(REQUIREMENT):
Identify every line in the records below that contains the word "title", and reproduce each one.
======== PROVIDED DATA
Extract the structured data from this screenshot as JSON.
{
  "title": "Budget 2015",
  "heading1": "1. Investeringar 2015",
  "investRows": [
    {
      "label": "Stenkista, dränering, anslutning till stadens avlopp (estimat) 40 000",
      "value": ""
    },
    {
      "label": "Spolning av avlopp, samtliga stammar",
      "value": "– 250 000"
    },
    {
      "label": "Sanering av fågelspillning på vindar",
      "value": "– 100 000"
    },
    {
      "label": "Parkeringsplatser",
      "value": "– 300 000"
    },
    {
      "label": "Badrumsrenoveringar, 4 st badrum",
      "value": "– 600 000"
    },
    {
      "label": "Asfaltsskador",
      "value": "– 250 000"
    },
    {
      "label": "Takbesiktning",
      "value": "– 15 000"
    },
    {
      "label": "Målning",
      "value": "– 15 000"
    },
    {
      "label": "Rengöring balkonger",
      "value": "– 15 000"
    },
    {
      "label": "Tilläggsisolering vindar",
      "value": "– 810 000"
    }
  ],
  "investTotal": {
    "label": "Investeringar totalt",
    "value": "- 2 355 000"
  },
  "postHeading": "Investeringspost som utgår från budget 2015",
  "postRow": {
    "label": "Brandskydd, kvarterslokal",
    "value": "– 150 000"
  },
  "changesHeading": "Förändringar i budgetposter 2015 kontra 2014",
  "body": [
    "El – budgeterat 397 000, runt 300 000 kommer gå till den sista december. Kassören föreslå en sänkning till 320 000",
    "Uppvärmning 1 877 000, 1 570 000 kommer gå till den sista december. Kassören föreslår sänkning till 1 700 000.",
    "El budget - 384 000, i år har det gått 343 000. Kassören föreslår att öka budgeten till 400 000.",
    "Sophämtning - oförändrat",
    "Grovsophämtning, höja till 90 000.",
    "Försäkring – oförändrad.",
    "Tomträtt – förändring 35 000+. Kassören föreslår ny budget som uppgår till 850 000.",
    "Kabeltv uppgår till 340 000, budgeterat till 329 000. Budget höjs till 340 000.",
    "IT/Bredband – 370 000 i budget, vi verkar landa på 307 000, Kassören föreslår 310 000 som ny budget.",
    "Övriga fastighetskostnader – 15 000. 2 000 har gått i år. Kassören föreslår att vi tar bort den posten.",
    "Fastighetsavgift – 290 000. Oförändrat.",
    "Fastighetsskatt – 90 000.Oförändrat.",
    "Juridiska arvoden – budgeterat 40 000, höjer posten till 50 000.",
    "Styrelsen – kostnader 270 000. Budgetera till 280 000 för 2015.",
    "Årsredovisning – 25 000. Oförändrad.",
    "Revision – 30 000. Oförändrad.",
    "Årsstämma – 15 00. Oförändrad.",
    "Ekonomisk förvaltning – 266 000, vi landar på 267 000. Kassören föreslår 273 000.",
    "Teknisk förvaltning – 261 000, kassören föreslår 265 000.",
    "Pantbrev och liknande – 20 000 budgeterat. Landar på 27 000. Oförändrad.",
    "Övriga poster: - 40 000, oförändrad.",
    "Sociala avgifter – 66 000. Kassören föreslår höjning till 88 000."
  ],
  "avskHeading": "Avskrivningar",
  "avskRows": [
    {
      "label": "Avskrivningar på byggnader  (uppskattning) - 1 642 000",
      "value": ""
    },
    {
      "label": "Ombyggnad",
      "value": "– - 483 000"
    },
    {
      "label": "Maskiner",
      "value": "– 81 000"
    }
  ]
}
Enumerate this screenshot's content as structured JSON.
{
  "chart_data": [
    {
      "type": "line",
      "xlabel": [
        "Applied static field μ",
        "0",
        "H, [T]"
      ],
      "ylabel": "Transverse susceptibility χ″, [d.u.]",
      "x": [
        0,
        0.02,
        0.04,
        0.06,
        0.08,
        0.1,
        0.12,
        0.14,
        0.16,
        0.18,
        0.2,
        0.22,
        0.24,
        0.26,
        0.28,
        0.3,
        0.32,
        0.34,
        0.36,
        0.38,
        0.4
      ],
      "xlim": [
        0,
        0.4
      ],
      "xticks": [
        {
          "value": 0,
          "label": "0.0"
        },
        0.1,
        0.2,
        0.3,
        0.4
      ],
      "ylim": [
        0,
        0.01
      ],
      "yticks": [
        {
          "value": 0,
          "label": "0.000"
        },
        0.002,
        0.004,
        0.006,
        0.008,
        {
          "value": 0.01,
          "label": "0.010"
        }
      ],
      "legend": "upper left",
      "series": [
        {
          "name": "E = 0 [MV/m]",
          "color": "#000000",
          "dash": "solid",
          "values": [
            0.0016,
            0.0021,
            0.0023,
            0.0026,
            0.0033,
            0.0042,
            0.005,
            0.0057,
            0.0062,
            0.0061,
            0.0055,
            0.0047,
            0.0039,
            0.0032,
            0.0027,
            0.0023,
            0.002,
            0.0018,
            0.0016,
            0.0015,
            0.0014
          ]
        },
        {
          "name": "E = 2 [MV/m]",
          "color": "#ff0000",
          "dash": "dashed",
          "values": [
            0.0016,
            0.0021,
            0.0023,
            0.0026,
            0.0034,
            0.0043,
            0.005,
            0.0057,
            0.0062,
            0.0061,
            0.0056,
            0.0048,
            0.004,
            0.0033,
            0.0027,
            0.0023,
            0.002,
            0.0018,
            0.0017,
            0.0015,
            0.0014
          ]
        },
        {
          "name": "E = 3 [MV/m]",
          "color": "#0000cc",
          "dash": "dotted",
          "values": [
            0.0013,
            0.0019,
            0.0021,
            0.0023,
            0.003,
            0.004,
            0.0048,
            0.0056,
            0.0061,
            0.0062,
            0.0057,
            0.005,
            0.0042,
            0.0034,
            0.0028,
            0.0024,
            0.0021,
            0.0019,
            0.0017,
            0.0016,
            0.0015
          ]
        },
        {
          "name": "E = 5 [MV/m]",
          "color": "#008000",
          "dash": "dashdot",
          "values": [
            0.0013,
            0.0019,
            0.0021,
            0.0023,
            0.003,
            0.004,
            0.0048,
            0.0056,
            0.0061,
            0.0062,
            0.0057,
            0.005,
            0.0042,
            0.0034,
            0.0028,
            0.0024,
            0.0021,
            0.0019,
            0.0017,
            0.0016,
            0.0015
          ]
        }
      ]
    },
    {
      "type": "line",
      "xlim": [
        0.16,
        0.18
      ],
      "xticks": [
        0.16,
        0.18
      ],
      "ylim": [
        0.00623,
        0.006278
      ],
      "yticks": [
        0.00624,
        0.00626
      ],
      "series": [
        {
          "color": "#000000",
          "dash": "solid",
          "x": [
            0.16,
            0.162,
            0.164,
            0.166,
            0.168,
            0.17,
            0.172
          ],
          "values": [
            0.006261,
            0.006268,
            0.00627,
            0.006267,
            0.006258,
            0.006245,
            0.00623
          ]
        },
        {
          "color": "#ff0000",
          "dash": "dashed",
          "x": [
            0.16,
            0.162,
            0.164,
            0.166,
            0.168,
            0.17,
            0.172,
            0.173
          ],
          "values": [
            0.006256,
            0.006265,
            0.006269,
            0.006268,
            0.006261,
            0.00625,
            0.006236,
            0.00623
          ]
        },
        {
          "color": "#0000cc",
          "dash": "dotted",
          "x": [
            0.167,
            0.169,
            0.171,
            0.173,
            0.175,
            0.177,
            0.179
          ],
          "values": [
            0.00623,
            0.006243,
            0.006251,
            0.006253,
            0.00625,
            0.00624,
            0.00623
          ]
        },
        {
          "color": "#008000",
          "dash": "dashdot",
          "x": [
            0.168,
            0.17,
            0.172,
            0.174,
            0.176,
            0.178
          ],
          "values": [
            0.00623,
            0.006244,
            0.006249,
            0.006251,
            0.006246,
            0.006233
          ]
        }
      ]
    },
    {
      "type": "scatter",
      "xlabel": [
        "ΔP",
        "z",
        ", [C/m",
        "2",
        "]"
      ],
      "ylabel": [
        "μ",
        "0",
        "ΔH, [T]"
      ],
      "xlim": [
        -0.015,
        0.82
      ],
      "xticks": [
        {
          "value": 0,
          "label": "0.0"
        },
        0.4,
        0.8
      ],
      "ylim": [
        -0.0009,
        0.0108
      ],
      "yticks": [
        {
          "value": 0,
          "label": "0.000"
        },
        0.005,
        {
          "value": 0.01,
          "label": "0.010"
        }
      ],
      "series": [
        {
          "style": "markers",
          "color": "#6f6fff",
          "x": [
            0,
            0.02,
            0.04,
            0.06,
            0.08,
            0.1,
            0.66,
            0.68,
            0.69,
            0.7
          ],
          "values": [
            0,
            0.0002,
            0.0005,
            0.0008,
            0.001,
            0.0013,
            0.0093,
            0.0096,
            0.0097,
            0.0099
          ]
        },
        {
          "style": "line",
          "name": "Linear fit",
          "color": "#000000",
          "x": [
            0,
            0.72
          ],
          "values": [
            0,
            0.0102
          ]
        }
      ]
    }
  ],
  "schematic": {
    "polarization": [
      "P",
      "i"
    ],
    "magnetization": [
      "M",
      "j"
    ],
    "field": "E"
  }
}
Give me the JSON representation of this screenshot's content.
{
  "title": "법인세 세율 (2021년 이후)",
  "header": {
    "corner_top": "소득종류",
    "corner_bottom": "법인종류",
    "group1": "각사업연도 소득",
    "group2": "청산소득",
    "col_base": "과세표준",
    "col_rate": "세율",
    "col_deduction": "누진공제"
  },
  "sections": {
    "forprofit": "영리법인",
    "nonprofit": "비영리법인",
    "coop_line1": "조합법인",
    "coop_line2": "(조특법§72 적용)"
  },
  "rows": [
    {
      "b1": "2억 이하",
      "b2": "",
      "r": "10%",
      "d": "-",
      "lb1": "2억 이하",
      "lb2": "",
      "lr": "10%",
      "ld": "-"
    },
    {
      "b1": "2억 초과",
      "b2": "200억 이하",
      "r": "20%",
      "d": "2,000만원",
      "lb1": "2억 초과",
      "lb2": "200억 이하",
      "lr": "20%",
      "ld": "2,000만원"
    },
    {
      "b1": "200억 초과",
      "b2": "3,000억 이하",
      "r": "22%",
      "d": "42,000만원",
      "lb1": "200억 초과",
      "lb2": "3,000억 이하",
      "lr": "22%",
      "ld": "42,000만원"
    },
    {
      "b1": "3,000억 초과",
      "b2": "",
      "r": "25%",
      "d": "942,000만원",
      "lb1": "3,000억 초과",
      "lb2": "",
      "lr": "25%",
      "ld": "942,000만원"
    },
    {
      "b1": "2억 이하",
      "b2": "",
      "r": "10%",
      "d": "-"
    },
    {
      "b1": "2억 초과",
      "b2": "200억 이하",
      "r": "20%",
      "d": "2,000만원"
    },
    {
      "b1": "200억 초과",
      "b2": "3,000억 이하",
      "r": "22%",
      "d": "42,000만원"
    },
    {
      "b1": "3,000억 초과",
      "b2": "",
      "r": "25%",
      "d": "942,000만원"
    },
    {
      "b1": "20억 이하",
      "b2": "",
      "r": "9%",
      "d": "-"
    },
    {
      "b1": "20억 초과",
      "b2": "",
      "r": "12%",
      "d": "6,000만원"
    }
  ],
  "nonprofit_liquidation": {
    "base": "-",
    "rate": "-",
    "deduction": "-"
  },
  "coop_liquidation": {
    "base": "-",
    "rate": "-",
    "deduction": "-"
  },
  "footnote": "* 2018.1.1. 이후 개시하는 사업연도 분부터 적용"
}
================
(COMPLETE RESPONSE):
  "title": "Budget 2015",
  "title": "법인세 세율 (2021년 이후)",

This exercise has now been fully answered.